Extract every line where the string "screenshot" appears.

————————

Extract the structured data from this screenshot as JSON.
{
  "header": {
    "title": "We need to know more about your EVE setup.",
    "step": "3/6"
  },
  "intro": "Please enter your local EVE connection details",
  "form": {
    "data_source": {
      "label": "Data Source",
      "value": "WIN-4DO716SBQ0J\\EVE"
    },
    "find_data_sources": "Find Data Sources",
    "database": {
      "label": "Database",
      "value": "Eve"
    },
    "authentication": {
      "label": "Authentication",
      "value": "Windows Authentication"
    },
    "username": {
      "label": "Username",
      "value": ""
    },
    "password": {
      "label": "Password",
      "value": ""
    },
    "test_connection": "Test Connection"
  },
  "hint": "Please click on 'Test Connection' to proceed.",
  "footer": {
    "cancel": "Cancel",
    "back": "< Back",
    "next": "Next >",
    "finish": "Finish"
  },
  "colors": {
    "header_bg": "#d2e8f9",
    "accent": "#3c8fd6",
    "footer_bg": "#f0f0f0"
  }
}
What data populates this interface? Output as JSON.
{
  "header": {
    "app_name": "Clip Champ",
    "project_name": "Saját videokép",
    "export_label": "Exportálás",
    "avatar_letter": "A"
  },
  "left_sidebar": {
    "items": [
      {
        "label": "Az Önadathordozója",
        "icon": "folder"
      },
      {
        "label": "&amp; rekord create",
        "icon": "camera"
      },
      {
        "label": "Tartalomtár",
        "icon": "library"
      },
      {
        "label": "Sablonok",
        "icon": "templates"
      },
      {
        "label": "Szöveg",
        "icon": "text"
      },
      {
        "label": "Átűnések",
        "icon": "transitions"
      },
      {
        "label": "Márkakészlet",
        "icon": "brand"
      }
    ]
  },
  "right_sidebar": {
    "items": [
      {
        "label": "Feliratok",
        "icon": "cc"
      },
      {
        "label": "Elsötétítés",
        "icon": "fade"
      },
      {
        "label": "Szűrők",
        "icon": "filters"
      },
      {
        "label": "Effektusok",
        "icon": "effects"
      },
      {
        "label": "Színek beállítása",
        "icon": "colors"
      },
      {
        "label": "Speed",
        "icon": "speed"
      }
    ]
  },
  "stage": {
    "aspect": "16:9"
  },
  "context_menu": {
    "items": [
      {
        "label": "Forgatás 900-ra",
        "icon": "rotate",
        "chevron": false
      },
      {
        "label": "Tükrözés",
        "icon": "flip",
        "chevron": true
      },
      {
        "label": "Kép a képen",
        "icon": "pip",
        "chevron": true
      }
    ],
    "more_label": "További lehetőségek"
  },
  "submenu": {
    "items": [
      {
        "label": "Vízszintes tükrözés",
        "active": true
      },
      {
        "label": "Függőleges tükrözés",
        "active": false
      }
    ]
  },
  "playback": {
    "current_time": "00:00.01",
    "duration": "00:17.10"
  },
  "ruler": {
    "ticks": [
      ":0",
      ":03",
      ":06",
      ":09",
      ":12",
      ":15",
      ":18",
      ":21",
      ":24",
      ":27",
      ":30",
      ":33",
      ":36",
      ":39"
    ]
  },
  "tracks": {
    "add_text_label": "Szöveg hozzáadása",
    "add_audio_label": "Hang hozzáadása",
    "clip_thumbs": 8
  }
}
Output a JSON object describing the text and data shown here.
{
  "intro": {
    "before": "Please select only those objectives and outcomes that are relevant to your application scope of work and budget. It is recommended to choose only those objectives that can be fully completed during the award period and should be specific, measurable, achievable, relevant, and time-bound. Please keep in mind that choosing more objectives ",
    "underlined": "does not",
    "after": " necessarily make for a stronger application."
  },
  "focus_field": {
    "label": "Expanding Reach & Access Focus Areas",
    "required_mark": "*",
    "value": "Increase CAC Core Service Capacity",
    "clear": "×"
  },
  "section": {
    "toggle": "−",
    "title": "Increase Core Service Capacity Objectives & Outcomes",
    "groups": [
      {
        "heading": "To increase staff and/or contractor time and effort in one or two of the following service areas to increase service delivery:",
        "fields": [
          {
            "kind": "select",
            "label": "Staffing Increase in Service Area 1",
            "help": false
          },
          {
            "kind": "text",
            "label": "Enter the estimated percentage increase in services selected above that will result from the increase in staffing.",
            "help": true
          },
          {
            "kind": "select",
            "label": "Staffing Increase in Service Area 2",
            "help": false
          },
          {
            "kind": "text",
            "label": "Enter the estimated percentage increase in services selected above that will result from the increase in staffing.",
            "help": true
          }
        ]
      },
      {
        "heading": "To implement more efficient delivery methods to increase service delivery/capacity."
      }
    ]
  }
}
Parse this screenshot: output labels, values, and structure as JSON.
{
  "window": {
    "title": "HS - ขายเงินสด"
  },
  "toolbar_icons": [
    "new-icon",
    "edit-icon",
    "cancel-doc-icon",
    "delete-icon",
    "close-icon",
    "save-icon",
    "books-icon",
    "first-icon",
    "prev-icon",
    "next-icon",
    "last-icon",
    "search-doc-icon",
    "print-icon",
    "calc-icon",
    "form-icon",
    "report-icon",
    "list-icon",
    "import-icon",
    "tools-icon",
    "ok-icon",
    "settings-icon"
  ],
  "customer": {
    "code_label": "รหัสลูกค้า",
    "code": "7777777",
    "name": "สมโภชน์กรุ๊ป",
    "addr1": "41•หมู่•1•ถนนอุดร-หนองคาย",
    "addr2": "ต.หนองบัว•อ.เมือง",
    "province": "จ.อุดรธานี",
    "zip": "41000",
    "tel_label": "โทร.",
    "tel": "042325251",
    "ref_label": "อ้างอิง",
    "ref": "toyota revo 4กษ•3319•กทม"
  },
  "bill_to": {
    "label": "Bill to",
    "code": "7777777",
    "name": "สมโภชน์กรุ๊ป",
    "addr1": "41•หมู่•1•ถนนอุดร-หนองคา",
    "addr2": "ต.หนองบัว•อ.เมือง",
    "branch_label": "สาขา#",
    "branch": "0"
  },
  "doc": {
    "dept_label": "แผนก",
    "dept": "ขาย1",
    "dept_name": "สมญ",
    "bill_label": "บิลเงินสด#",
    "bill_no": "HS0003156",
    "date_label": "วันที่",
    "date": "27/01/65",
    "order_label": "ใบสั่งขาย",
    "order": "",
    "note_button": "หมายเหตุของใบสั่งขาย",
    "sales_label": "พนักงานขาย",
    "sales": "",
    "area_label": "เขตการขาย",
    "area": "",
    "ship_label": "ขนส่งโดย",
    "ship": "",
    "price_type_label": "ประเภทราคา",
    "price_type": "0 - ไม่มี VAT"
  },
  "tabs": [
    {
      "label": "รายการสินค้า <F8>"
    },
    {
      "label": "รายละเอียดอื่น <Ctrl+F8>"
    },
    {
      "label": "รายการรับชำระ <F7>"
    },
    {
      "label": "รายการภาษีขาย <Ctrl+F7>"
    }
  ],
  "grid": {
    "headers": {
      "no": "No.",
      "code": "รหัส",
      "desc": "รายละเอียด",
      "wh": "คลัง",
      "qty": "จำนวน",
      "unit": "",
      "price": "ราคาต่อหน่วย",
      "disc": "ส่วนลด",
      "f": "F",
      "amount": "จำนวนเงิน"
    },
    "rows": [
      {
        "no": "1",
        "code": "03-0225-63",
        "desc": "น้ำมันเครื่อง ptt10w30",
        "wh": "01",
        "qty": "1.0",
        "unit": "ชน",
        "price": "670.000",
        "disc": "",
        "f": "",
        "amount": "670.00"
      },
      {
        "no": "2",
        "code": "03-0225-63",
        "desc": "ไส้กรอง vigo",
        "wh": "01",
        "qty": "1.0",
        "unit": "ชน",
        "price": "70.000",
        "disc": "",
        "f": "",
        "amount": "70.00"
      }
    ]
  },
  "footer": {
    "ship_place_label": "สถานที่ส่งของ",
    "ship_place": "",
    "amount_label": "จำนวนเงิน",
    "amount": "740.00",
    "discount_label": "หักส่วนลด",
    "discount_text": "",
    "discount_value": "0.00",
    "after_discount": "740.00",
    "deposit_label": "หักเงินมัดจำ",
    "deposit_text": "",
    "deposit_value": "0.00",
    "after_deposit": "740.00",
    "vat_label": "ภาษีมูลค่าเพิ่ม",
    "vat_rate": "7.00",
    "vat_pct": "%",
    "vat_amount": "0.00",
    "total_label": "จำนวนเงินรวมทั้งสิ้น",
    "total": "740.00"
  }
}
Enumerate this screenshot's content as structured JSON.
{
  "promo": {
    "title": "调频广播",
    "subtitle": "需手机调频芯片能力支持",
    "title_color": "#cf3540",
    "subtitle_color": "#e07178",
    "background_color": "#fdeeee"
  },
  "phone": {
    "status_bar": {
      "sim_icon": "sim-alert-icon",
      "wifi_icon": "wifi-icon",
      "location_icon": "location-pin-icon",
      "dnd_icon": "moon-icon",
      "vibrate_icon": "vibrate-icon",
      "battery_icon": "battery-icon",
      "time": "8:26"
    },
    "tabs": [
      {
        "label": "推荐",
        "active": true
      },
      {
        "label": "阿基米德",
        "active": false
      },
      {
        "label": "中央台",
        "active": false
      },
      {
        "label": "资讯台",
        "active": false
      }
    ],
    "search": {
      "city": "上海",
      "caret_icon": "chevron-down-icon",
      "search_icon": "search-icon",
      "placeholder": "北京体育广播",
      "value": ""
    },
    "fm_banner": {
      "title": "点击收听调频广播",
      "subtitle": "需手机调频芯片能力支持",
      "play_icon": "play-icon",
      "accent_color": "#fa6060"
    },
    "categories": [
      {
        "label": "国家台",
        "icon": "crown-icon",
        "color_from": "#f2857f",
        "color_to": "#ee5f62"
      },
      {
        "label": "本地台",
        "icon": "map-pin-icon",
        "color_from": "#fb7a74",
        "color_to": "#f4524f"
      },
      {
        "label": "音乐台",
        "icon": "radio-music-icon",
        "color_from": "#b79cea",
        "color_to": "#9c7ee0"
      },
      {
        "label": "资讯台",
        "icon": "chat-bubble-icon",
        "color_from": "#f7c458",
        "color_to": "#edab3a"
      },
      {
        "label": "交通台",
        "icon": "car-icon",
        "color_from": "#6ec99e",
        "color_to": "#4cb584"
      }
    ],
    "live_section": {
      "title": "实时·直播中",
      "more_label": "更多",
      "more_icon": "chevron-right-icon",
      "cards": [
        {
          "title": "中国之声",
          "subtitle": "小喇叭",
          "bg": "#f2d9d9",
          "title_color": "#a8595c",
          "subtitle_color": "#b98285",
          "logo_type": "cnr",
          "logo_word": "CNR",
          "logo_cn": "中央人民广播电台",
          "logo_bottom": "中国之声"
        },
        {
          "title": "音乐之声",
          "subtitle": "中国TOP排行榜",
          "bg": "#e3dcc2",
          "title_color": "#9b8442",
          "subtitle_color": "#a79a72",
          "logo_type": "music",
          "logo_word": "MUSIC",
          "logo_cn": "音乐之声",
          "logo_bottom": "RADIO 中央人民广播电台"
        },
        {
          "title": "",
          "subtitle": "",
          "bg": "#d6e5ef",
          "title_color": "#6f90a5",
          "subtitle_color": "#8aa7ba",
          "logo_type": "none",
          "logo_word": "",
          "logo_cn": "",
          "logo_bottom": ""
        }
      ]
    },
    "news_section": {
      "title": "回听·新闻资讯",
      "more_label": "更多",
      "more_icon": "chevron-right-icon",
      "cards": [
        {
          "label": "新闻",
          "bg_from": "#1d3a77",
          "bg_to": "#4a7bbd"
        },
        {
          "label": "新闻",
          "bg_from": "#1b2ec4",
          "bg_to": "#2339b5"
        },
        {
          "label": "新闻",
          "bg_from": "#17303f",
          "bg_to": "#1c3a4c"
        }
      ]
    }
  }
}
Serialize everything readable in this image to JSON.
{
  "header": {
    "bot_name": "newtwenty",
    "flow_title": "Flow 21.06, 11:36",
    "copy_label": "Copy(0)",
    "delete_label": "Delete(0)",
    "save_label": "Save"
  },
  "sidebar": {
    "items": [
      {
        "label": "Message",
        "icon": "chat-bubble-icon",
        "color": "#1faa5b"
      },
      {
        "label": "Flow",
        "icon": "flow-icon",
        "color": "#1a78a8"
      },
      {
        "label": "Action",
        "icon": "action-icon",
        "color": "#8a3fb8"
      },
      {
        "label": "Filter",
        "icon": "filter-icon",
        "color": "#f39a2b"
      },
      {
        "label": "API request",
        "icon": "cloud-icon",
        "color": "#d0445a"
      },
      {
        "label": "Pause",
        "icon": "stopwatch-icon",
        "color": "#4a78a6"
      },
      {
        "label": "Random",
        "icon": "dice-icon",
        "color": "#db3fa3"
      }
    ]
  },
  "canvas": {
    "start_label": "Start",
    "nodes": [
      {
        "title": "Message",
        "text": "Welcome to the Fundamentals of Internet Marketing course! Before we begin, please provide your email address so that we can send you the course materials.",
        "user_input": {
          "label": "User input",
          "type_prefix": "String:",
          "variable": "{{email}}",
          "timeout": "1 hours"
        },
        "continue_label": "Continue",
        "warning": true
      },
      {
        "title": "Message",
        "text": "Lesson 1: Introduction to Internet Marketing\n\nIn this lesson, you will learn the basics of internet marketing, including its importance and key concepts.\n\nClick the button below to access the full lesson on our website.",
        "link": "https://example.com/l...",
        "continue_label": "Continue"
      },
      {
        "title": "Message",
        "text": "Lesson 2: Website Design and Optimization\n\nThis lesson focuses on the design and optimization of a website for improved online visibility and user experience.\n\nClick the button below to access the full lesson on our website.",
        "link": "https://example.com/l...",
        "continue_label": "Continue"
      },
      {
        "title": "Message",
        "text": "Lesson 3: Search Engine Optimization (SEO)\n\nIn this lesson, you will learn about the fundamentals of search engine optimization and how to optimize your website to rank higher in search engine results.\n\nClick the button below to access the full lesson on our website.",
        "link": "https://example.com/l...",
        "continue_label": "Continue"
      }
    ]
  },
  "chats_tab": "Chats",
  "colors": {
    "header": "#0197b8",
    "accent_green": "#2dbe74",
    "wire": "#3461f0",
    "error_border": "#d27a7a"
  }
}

————————

### [RESPONSE]
Extract the structured data from this screenshot as JSON.
Parse this screenshot: output labels, values, and structure as JSON.
Enumerate this screenshot's content as structured JSON.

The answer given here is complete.